Entries with figure data:
========
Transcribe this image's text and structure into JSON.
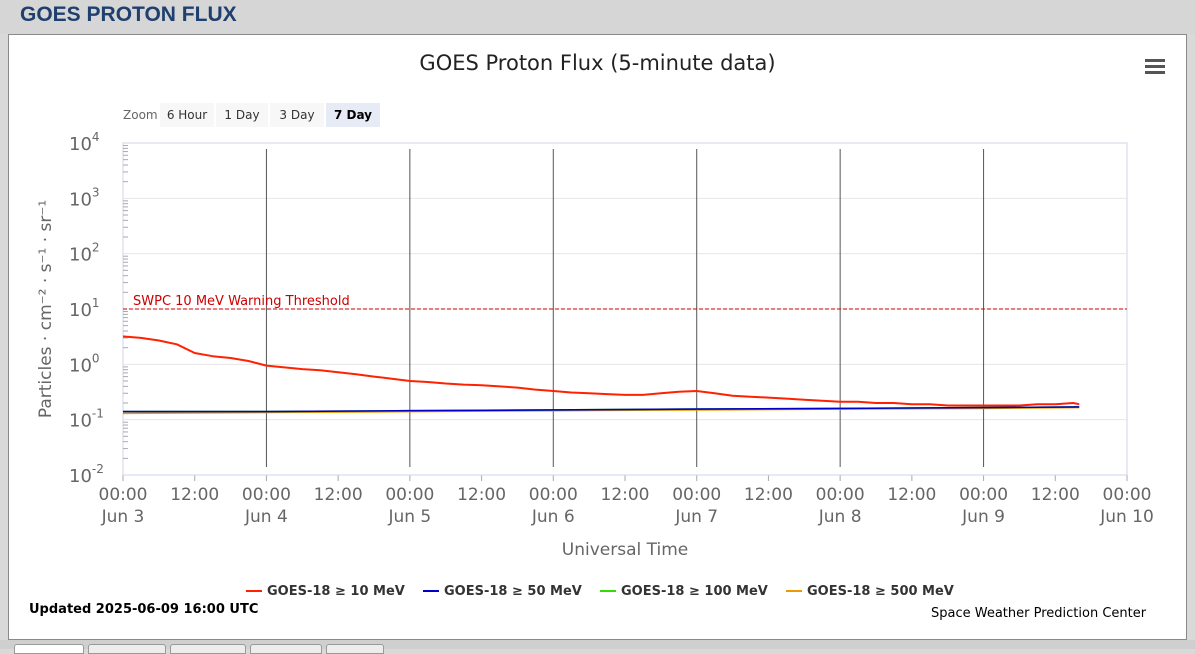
{
  "page": {
    "title": "GOES PROTON FLUX"
  },
  "chart_data": {
    "type": "line",
    "title": "GOES Proton Flux (5-minute data)",
    "xlabel": "Universal Time",
    "ylabel": "Particles · cm⁻² · s⁻¹ · sr⁻¹",
    "yscale": "log",
    "ylim": [
      0.01,
      10000
    ],
    "y_ticks": [
      {
        "value": 0.01,
        "base": "10",
        "exp": "-2"
      },
      {
        "value": 0.1,
        "base": "10",
        "exp": "-1"
      },
      {
        "value": 1,
        "base": "10",
        "exp": "0"
      },
      {
        "value": 10,
        "base": "10",
        "exp": "1"
      },
      {
        "value": 100,
        "base": "10",
        "exp": "2"
      },
      {
        "value": 1000,
        "base": "10",
        "exp": "3"
      },
      {
        "value": 10000,
        "base": "10",
        "exp": "4"
      }
    ],
    "xlim": [
      "2025-06-03 00:00",
      "2025-06-10 00:00"
    ],
    "x_ticks": [
      {
        "time": "2025-06-03 00:00",
        "line1": "00:00",
        "line2": "Jun 3"
      },
      {
        "time": "2025-06-03 12:00",
        "line1": "12:00",
        "line2": ""
      },
      {
        "time": "2025-06-04 00:00",
        "line1": "00:00",
        "line2": "Jun 4"
      },
      {
        "time": "2025-06-04 12:00",
        "line1": "12:00",
        "line2": ""
      },
      {
        "time": "2025-06-05 00:00",
        "line1": "00:00",
        "line2": "Jun 5"
      },
      {
        "time": "2025-06-05 12:00",
        "line1": "12:00",
        "line2": ""
      },
      {
        "time": "2025-06-06 00:00",
        "line1": "00:00",
        "line2": "Jun 6"
      },
      {
        "time": "2025-06-06 12:00",
        "line1": "12:00",
        "line2": ""
      },
      {
        "time": "2025-06-07 00:00",
        "line1": "00:00",
        "line2": "Jun 7"
      },
      {
        "time": "2025-06-07 12:00",
        "line1": "12:00",
        "line2": ""
      },
      {
        "time": "2025-06-08 00:00",
        "line1": "00:00",
        "line2": "Jun 8"
      },
      {
        "time": "2025-06-08 12:00",
        "line1": "12:00",
        "line2": ""
      },
      {
        "time": "2025-06-09 00:00",
        "line1": "00:00",
        "line2": "Jun 9"
      },
      {
        "time": "2025-06-09 12:00",
        "line1": "12:00",
        "line2": ""
      },
      {
        "time": "2025-06-10 00:00",
        "line1": "00:00",
        "line2": "Jun 10"
      }
    ],
    "day_lines": [
      "2025-06-04 00:00",
      "2025-06-05 00:00",
      "2025-06-06 00:00",
      "2025-06-07 00:00",
      "2025-06-08 00:00",
      "2025-06-09 00:00"
    ],
    "threshold": {
      "value": 10,
      "label": "SWPC 10 MeV Warning Threshold",
      "color": "#cc0000"
    },
    "grid": true,
    "legend_position": "bottom",
    "series": [
      {
        "name": "GOES-18 ≥ 10 MeV",
        "color": "#ff2200",
        "x": [
          "2025-06-03 00:00",
          "2025-06-03 03:00",
          "2025-06-03 06:00",
          "2025-06-03 09:00",
          "2025-06-03 12:00",
          "2025-06-03 15:00",
          "2025-06-03 18:00",
          "2025-06-03 21:00",
          "2025-06-04 00:00",
          "2025-06-04 03:00",
          "2025-06-04 06:00",
          "2025-06-04 09:00",
          "2025-06-04 12:00",
          "2025-06-04 15:00",
          "2025-06-04 18:00",
          "2025-06-04 21:00",
          "2025-06-05 00:00",
          "2025-06-05 03:00",
          "2025-06-05 06:00",
          "2025-06-05 09:00",
          "2025-06-05 12:00",
          "2025-06-05 15:00",
          "2025-06-05 18:00",
          "2025-06-05 21:00",
          "2025-06-06 00:00",
          "2025-06-06 03:00",
          "2025-06-06 06:00",
          "2025-06-06 09:00",
          "2025-06-06 12:00",
          "2025-06-06 15:00",
          "2025-06-06 18:00",
          "2025-06-06 21:00",
          "2025-06-07 00:00",
          "2025-06-07 03:00",
          "2025-06-07 06:00",
          "2025-06-07 09:00",
          "2025-06-07 12:00",
          "2025-06-07 15:00",
          "2025-06-07 18:00",
          "2025-06-07 21:00",
          "2025-06-08 00:00",
          "2025-06-08 03:00",
          "2025-06-08 06:00",
          "2025-06-08 09:00",
          "2025-06-08 12:00",
          "2025-06-08 15:00",
          "2025-06-08 18:00",
          "2025-06-08 21:00",
          "2025-06-09 00:00",
          "2025-06-09 03:00",
          "2025-06-09 06:00",
          "2025-06-09 09:00",
          "2025-06-09 12:00",
          "2025-06-09 15:00",
          "2025-06-09 16:00"
        ],
        "y": [
          3.2,
          3.0,
          2.7,
          2.3,
          1.6,
          1.4,
          1.3,
          1.15,
          0.95,
          0.88,
          0.82,
          0.78,
          0.72,
          0.66,
          0.6,
          0.55,
          0.5,
          0.48,
          0.45,
          0.43,
          0.42,
          0.4,
          0.38,
          0.35,
          0.33,
          0.31,
          0.3,
          0.29,
          0.28,
          0.28,
          0.3,
          0.32,
          0.33,
          0.3,
          0.27,
          0.26,
          0.25,
          0.24,
          0.23,
          0.22,
          0.21,
          0.21,
          0.2,
          0.2,
          0.19,
          0.19,
          0.18,
          0.18,
          0.18,
          0.18,
          0.18,
          0.19,
          0.19,
          0.2,
          0.19
        ]
      },
      {
        "name": "GOES-18 ≥ 50 MeV",
        "color": "#0000cc",
        "x": [
          "2025-06-03 00:00",
          "2025-06-04 00:00",
          "2025-06-05 00:00",
          "2025-06-06 00:00",
          "2025-06-07 00:00",
          "2025-06-08 00:00",
          "2025-06-09 00:00",
          "2025-06-09 16:00"
        ],
        "y": [
          0.14,
          0.14,
          0.145,
          0.15,
          0.155,
          0.16,
          0.165,
          0.17
        ]
      },
      {
        "name": "GOES-18 ≥ 100 MeV",
        "color": "#33dd00",
        "x": [
          "2025-06-03 00:00",
          "2025-06-04 00:00",
          "2025-06-05 00:00",
          "2025-06-06 00:00",
          "2025-06-07 00:00",
          "2025-06-08 00:00",
          "2025-06-09 00:00",
          "2025-06-09 16:00"
        ],
        "y": [
          0.14,
          0.14,
          0.145,
          0.15,
          0.155,
          0.16,
          0.165,
          0.17
        ]
      },
      {
        "name": "GOES-18 ≥ 500 MeV",
        "color": "#ee9900",
        "x": [
          "2025-06-03 00:00",
          "2025-06-04 00:00",
          "2025-06-05 00:00",
          "2025-06-06 00:00",
          "2025-06-07 00:00",
          "2025-06-08 00:00",
          "2025-06-09 00:00",
          "2025-06-09 16:00"
        ],
        "y": [
          0.13,
          0.135,
          0.14,
          0.145,
          0.15,
          0.155,
          0.16,
          0.165
        ]
      }
    ]
  },
  "zoom": {
    "label": "Zoom",
    "buttons": [
      "6 Hour",
      "1 Day",
      "3 Day",
      "7 Day"
    ],
    "active": "7 Day"
  },
  "menu": {
    "icon": "hamburger-menu-icon"
  },
  "footer": {
    "updated": "Updated 2025-06-09 16:00 UTC",
    "credit": "Space Weather Prediction Center"
  }
}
========
» **The exercise**
Lines that hold the word "GOES" are the ones to return, every one of them.

» **Finished exercise**
    "title": "GOES PROTON FLUX"
    "title": "GOES Proton Flux (5-minute data)",
        "name": "GOES-18 ≥ 10 MeV",
        "name": "GOES-18 ≥ 50 MeV",
        "name": "GOES-18 ≥ 100 MeV",
        "name": "GOES-18 ≥ 500 MeV",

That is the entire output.